== Task to carry out ==
Locate the word "периодичность" in the entries below, then gather every line that holds it.

== Exercise input ==

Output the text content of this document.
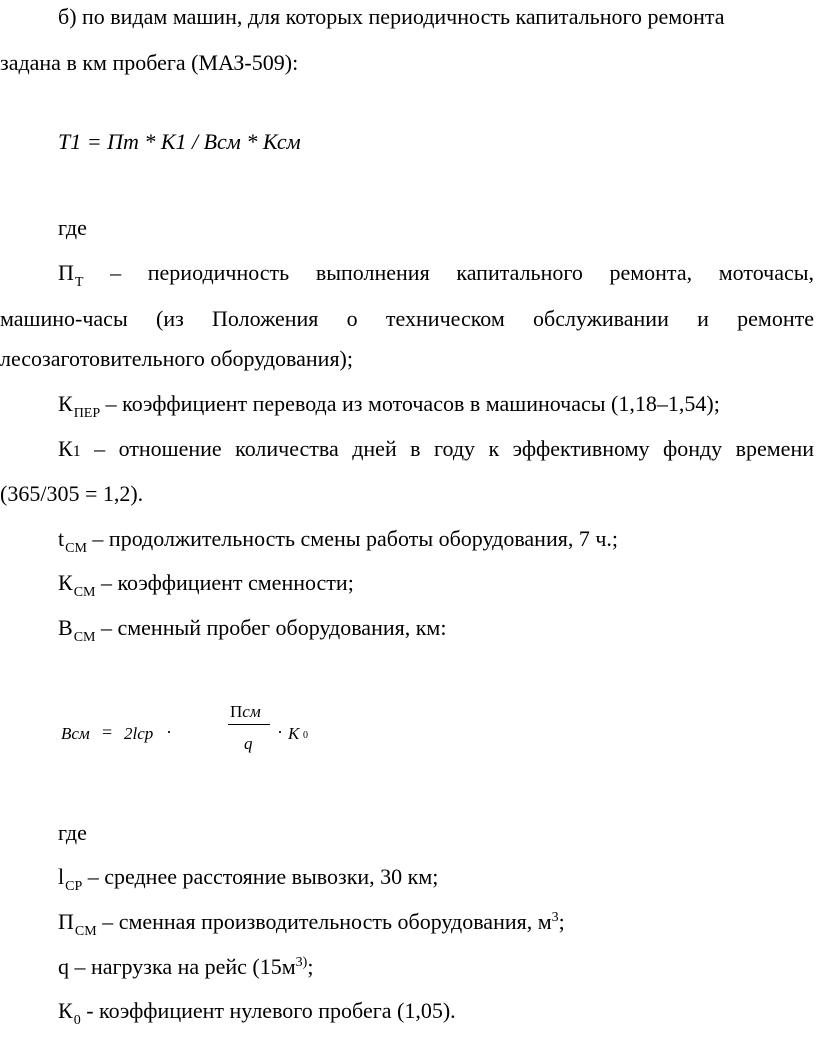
б) по видам машин, для которых периодичность капитального ремонта
задана в км пробега (МАЗ-509):
Т1 = Пт * К1 / Всм * Ксм
где
$П_Т$ – периодичность выполнения капитального ремонта, моточасы,
машино-часы (из Положения о техническом обслуживании и ремонте
лесозаготовительного оборудования);
$К_{ПЕР}$ – коэффициент перевода из моточасов в машиночасы (1,18–1,54);
К1 – отношение количества дней в году к эффективному фонду времени
(365/305 = 1,2).
$t_{СМ}$ – продолжительность смены работы оборудования, 7 ч.;
$К_{СМ}$ – коэффициент сменности;
$В_{СМ}$ – сменный пробег оборудования, км:
Всм = 2lср ·
Псм
q
· К 0
где
$l_{СР}$ – среднее расстояние вывозки, 30 км;
$П_{СМ}$ – сменная производительность оборудования, $м^3$;
q – нагрузка на рейс ($15м^{3)}$;
$К_0$ - коэффициент нулевого пробега (1,05).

== Correct result ==
б) по видам машин, для которых периодичность капитального ремонта
$П_Т$ – периодичность выполнения капитального ремонта, моточасы,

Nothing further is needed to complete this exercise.